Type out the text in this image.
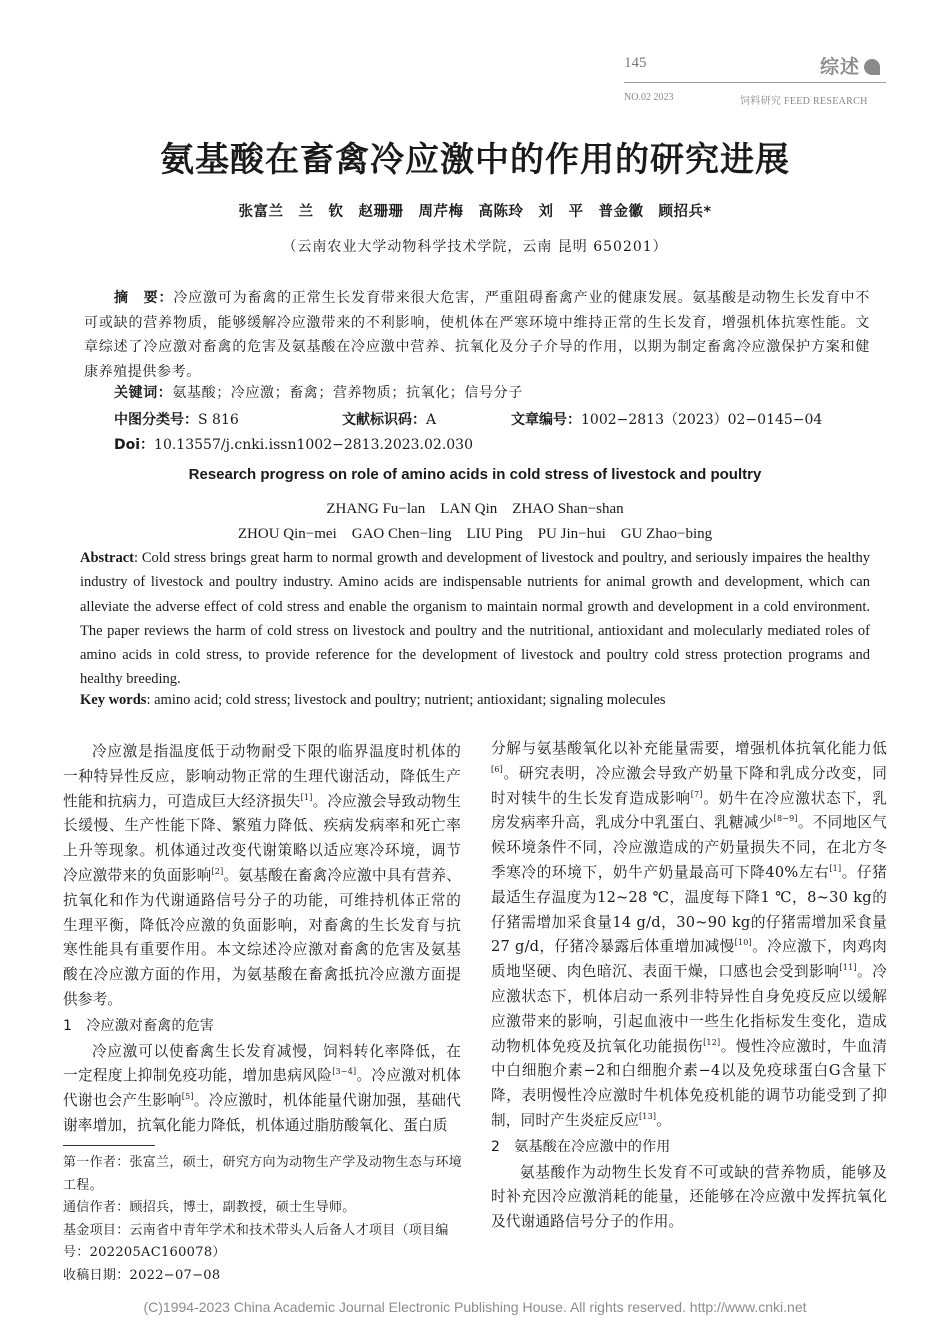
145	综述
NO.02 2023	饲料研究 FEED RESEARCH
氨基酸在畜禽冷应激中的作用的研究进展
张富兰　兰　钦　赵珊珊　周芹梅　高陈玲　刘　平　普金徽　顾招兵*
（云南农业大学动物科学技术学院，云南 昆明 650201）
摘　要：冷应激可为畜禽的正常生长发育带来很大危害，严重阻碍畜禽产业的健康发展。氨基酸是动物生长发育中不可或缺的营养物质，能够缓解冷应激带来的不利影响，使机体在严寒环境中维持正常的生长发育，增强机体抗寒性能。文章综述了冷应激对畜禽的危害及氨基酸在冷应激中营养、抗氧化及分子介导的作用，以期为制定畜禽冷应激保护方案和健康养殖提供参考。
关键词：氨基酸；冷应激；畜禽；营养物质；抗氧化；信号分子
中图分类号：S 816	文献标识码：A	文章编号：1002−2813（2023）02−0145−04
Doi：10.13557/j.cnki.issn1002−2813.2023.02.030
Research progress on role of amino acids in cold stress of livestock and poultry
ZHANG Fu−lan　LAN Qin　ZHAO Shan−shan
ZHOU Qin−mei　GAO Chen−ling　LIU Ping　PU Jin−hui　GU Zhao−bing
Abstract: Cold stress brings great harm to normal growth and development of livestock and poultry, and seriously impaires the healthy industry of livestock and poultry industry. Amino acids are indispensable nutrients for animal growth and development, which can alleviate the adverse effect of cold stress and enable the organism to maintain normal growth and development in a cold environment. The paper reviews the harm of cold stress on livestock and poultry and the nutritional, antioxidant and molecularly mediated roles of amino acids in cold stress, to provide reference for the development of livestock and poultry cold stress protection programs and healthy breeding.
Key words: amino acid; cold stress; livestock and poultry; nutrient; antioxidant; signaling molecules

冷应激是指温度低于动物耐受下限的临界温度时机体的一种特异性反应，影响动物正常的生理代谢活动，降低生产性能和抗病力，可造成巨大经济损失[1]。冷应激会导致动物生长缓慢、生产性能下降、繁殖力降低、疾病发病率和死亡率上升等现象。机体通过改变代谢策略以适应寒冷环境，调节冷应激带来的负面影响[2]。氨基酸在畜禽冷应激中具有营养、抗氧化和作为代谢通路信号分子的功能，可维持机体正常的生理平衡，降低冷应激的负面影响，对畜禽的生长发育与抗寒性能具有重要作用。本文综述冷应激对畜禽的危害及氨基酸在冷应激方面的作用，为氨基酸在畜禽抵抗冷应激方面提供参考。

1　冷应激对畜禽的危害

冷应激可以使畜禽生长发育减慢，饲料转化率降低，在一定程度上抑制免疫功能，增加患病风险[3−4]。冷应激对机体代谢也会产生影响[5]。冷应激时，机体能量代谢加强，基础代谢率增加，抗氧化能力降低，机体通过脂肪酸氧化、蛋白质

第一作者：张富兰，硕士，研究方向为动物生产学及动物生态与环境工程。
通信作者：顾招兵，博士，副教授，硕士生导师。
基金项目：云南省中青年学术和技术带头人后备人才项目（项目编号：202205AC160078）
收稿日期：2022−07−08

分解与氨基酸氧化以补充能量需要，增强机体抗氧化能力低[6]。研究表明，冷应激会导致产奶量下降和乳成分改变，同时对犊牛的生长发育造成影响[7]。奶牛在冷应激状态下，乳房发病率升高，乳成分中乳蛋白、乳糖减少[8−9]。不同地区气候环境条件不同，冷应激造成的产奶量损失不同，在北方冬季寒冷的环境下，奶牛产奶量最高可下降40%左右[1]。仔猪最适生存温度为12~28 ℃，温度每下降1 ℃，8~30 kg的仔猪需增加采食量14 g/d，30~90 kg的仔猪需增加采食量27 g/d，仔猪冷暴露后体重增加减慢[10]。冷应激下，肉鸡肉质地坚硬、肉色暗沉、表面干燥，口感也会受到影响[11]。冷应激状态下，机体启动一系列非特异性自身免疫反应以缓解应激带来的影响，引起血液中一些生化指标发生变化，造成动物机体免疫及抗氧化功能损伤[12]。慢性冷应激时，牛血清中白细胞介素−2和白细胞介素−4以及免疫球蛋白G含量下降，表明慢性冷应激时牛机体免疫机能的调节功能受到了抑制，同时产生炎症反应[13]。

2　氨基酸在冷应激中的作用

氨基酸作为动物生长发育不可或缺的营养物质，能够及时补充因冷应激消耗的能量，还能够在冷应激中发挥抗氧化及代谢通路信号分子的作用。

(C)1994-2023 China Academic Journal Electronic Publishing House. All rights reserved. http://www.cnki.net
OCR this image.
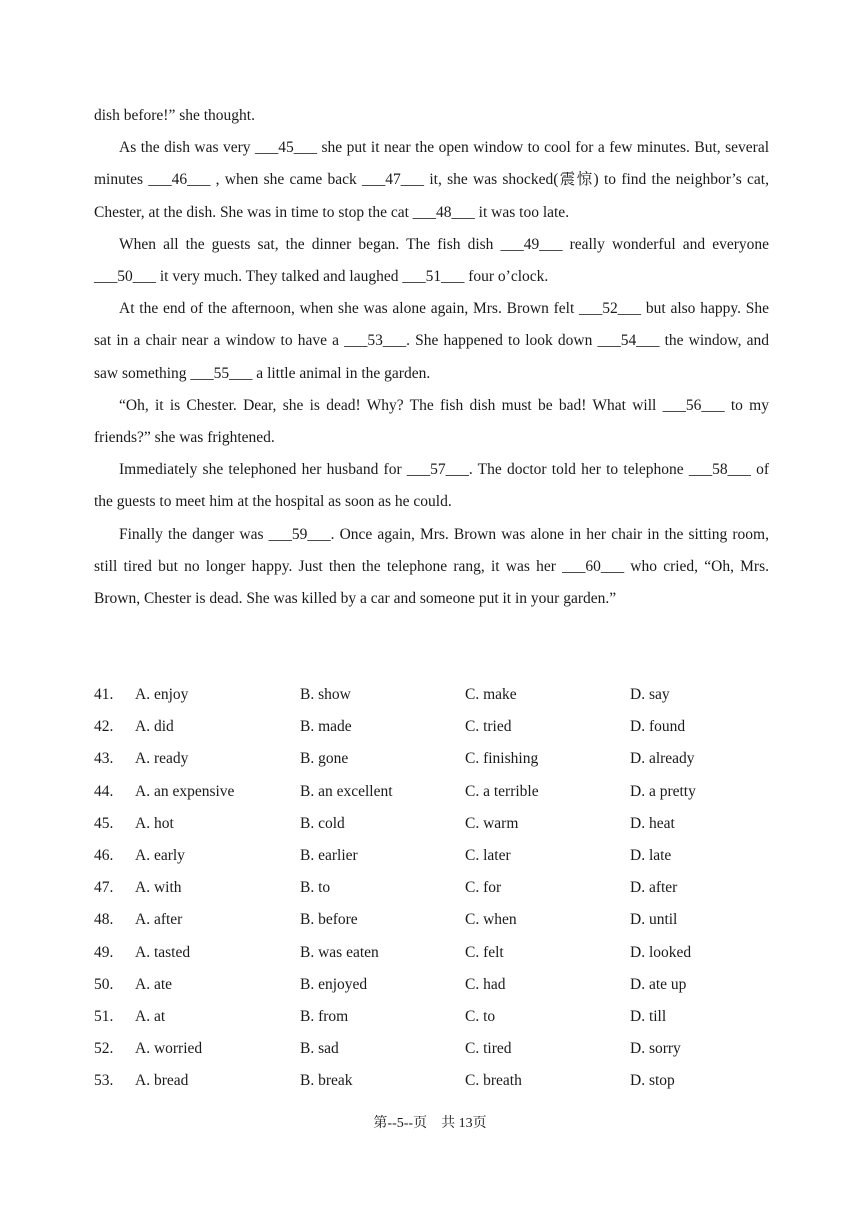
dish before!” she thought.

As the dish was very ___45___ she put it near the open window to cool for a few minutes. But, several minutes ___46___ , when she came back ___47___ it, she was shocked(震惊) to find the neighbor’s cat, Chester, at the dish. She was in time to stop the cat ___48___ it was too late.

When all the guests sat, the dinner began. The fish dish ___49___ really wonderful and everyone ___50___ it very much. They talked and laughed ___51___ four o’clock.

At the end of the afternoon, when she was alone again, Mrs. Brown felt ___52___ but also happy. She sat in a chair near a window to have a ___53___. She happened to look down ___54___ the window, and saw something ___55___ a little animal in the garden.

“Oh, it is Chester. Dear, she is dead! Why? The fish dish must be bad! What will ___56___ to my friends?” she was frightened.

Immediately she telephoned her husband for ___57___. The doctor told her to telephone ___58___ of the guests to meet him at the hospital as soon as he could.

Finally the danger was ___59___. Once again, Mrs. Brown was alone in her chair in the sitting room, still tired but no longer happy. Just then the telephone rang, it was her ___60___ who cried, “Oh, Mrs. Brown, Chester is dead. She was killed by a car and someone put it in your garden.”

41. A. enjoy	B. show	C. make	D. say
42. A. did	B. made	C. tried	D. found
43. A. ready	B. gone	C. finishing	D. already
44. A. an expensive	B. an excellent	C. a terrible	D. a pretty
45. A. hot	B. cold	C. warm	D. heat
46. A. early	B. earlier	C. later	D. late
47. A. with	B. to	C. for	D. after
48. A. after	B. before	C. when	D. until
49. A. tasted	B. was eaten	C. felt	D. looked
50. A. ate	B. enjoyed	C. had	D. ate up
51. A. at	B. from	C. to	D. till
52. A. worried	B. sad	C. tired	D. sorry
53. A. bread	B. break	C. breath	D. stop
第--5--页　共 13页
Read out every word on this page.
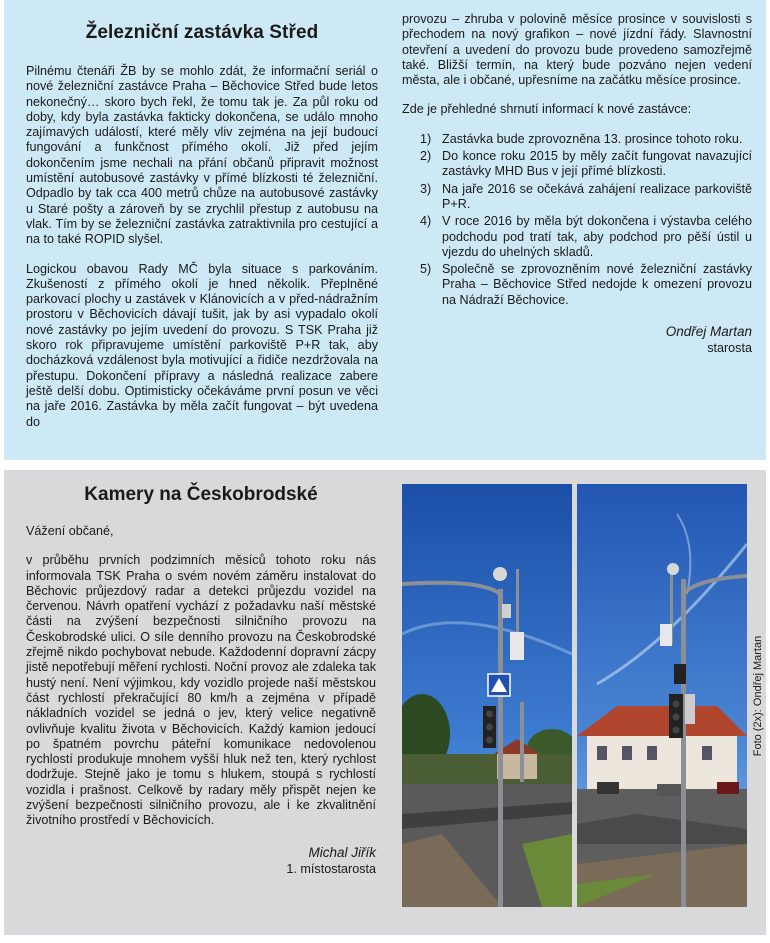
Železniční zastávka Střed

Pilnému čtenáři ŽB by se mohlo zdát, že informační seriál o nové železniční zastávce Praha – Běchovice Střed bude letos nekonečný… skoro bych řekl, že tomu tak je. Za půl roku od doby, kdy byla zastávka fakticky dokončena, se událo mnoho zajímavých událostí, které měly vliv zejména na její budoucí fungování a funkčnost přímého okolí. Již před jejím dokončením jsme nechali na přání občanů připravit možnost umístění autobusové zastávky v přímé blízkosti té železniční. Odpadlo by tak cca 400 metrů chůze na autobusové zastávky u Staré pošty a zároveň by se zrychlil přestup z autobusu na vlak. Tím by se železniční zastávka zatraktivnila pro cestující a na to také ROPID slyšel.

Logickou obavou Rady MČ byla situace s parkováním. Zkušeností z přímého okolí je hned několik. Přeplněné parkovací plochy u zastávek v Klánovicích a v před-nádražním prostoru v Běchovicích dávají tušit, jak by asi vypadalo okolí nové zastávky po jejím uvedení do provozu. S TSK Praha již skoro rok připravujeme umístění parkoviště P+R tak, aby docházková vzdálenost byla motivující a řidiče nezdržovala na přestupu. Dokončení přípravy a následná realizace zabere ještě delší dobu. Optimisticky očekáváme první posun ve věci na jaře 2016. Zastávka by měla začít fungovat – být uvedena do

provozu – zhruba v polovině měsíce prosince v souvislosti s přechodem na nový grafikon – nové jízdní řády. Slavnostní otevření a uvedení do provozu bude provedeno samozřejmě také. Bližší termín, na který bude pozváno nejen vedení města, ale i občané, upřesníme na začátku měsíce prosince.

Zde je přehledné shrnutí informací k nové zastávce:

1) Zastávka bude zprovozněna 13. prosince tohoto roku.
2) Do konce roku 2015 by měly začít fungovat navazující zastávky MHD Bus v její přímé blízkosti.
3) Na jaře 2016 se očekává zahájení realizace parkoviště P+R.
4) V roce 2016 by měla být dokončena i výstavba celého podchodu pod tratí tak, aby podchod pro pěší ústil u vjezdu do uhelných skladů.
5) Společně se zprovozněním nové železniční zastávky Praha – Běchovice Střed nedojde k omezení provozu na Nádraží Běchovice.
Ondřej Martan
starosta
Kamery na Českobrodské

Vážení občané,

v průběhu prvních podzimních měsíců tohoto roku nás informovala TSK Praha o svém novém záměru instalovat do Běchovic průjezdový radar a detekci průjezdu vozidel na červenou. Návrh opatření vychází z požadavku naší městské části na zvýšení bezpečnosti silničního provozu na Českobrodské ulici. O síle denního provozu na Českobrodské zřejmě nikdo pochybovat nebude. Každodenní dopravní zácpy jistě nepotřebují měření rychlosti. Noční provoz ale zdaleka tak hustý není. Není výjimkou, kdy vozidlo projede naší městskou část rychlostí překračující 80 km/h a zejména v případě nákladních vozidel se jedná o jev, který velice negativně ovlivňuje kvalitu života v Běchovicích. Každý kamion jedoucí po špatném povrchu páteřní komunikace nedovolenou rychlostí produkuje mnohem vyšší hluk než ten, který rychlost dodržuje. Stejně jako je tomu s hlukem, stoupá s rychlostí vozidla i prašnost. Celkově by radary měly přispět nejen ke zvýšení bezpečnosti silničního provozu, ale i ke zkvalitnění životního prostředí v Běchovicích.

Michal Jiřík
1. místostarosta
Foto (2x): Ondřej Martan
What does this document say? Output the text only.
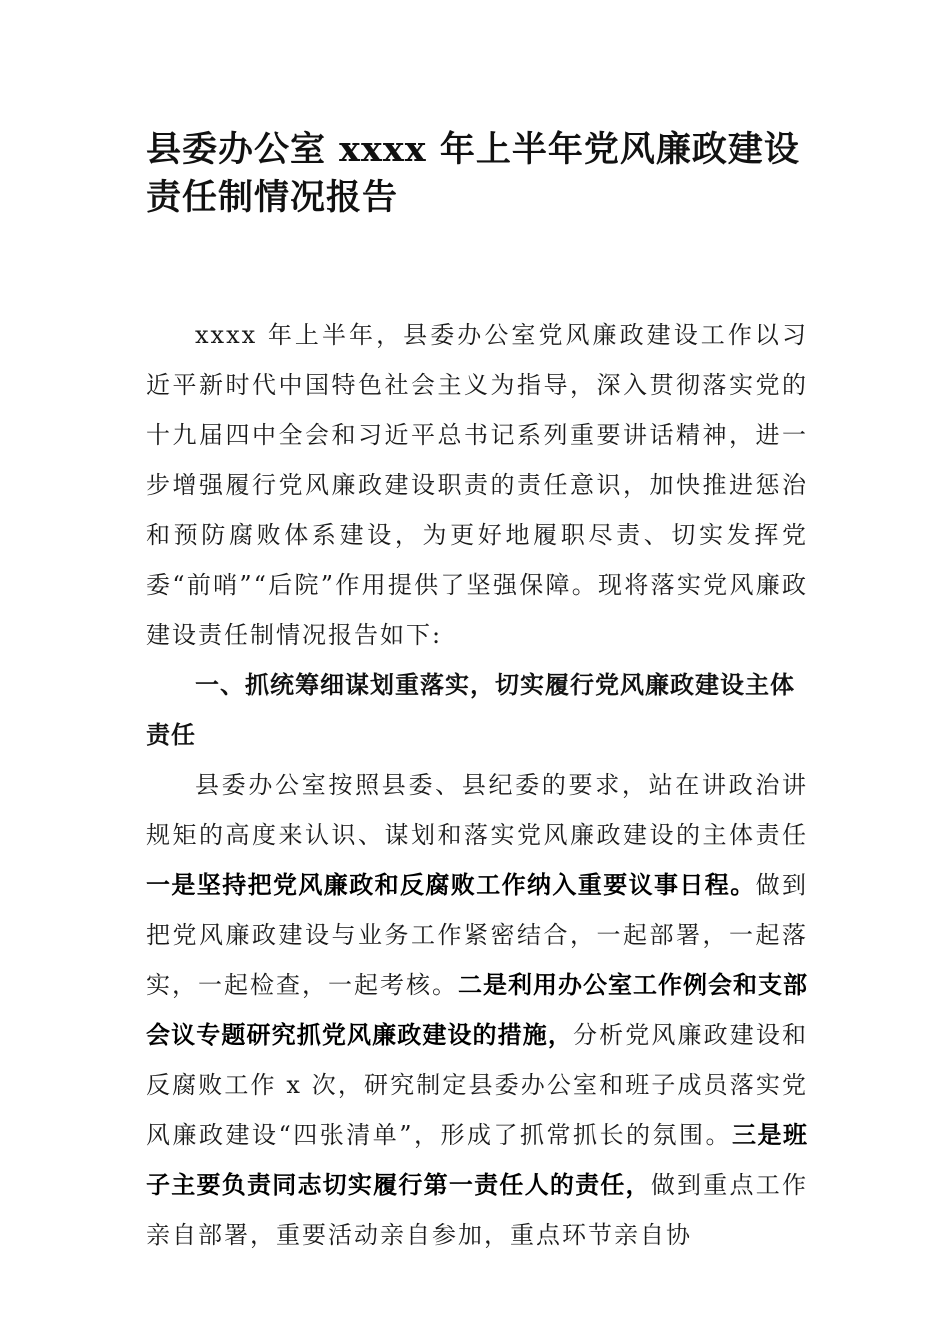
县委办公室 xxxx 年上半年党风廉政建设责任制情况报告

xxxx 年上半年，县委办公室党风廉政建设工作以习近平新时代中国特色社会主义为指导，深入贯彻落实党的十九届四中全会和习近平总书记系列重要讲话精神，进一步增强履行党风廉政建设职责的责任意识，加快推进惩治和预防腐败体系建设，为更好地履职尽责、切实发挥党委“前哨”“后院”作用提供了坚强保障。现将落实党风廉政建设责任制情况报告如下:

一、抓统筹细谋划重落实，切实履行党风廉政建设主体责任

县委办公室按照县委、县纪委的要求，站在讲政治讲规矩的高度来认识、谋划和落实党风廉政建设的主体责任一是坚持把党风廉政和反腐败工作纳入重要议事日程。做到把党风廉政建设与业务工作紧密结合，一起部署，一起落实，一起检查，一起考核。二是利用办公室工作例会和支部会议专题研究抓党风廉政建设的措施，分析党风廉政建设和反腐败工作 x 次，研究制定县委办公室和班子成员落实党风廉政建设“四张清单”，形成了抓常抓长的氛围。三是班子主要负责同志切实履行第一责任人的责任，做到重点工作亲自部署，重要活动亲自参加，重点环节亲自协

____

Scan the records for the string "this". Copy each line in which it appears.

Type out the text in this image.
OCR this image.
Read out every word on this page.
What does this document say? Output the text only.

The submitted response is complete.